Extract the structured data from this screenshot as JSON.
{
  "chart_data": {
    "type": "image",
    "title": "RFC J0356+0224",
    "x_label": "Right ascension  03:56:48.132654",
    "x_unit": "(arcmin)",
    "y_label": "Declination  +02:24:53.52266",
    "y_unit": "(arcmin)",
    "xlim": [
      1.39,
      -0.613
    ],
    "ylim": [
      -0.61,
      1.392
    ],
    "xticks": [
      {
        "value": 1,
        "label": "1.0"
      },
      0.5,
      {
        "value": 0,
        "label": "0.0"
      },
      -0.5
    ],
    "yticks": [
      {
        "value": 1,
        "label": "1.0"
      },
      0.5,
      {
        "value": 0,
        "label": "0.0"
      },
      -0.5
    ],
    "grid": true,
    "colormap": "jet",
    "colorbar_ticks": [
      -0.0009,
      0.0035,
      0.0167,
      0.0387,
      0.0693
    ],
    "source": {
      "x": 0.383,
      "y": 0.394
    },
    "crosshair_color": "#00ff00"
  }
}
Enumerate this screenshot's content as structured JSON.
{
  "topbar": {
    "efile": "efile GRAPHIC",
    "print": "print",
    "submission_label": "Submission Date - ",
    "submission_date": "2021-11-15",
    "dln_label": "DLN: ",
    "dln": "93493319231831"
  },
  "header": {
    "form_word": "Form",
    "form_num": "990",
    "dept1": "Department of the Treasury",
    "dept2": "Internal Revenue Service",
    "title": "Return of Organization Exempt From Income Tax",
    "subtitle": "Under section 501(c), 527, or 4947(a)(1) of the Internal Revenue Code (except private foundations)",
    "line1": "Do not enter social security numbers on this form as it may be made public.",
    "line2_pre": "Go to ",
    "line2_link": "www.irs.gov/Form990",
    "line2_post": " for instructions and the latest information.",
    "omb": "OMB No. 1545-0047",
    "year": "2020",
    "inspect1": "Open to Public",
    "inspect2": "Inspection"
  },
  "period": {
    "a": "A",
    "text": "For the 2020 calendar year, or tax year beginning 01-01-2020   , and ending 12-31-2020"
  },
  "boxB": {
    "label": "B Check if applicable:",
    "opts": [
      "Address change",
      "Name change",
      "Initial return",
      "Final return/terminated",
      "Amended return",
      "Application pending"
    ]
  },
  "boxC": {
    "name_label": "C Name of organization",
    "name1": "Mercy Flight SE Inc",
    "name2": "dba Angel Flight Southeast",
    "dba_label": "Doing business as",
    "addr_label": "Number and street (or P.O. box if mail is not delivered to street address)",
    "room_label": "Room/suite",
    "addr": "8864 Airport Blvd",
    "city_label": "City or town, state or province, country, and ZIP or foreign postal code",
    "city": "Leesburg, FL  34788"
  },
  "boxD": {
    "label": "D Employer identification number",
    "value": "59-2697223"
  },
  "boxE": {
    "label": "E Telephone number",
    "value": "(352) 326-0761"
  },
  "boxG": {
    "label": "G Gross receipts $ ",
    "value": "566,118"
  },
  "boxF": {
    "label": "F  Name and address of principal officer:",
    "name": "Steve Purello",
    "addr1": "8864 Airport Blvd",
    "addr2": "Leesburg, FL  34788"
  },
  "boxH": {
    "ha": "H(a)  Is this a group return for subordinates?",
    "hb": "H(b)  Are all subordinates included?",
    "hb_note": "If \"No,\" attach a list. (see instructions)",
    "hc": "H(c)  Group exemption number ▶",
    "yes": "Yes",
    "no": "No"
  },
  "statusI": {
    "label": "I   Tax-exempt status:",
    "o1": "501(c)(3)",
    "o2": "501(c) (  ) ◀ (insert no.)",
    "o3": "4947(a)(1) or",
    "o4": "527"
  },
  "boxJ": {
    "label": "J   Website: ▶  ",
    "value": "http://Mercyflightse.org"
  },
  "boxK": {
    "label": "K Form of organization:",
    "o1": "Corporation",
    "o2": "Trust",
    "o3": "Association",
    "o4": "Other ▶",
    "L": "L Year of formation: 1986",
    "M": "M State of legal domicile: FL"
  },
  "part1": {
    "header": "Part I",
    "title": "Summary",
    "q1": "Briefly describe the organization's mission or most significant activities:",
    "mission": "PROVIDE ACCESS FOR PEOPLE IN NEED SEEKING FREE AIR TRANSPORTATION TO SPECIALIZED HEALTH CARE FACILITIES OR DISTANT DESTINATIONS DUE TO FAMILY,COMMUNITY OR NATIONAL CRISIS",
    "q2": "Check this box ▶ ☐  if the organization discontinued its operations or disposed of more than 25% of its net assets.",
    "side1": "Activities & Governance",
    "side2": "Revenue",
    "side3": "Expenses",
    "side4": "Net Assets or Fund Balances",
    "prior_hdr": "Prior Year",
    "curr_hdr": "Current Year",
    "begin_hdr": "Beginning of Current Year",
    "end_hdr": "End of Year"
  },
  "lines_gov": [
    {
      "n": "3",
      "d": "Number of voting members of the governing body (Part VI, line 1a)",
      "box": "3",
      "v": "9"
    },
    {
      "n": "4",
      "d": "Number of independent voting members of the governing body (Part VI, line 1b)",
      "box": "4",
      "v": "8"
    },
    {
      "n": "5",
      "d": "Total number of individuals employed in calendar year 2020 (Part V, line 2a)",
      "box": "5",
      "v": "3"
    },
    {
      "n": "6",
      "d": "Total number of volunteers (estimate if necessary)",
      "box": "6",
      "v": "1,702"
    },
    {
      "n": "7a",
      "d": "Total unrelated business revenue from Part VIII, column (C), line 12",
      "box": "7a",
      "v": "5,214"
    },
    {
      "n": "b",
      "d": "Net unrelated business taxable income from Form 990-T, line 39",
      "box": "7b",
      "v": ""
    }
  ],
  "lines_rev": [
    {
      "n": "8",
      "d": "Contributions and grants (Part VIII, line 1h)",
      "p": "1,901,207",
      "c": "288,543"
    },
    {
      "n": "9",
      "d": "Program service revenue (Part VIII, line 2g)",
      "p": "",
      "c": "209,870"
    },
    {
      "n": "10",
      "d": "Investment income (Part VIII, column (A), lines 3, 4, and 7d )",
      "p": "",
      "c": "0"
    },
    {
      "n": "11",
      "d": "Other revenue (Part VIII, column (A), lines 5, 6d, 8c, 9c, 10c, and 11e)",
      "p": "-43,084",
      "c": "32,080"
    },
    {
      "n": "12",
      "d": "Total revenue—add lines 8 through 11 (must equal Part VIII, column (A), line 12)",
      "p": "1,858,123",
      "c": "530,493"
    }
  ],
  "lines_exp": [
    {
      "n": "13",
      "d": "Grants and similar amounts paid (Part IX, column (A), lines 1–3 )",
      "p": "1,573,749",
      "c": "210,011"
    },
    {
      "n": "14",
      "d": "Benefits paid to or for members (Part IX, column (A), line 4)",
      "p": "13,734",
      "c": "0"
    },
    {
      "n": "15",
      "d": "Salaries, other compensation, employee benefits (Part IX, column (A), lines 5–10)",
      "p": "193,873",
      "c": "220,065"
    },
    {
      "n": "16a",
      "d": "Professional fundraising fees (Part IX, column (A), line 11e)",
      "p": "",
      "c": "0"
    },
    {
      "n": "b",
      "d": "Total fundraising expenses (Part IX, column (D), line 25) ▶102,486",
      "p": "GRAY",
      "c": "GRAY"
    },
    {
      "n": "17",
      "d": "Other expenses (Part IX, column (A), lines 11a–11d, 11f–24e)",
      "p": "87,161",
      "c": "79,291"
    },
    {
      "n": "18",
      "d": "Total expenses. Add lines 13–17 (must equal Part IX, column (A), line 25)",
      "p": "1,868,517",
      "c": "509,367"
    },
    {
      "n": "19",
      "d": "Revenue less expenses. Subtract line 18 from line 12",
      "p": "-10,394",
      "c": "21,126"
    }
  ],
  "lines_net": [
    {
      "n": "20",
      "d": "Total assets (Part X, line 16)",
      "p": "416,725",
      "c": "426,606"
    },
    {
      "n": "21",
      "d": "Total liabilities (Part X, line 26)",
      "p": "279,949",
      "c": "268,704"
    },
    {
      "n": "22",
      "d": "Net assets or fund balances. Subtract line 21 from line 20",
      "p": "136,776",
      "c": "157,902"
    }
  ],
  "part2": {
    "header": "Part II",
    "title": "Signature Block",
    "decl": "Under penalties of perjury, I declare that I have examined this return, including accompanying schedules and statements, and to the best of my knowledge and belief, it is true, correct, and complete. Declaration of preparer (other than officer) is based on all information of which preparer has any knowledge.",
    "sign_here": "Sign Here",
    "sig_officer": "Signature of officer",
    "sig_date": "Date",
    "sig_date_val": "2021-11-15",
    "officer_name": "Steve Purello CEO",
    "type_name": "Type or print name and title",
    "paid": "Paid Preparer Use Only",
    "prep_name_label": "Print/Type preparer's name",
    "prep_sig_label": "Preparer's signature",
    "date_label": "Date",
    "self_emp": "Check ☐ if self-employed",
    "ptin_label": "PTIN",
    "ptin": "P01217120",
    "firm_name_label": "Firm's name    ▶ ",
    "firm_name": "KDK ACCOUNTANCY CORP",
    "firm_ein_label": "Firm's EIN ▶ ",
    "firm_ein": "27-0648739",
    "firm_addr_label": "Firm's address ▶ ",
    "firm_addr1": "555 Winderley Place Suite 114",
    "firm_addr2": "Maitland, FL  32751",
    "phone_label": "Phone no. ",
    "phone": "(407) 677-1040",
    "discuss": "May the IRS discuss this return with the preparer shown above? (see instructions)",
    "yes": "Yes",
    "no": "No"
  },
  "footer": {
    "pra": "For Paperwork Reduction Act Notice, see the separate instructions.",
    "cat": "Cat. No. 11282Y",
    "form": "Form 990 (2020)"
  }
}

### GIVEN INSTRUCTION
From the entries above, copy every line where the word "subordinates" shows up.

### TASK OUTPUT
    "ha": "H(a)  Is this a group return for subordinates?",
    "hb": "H(b)  Are all subordinates included?",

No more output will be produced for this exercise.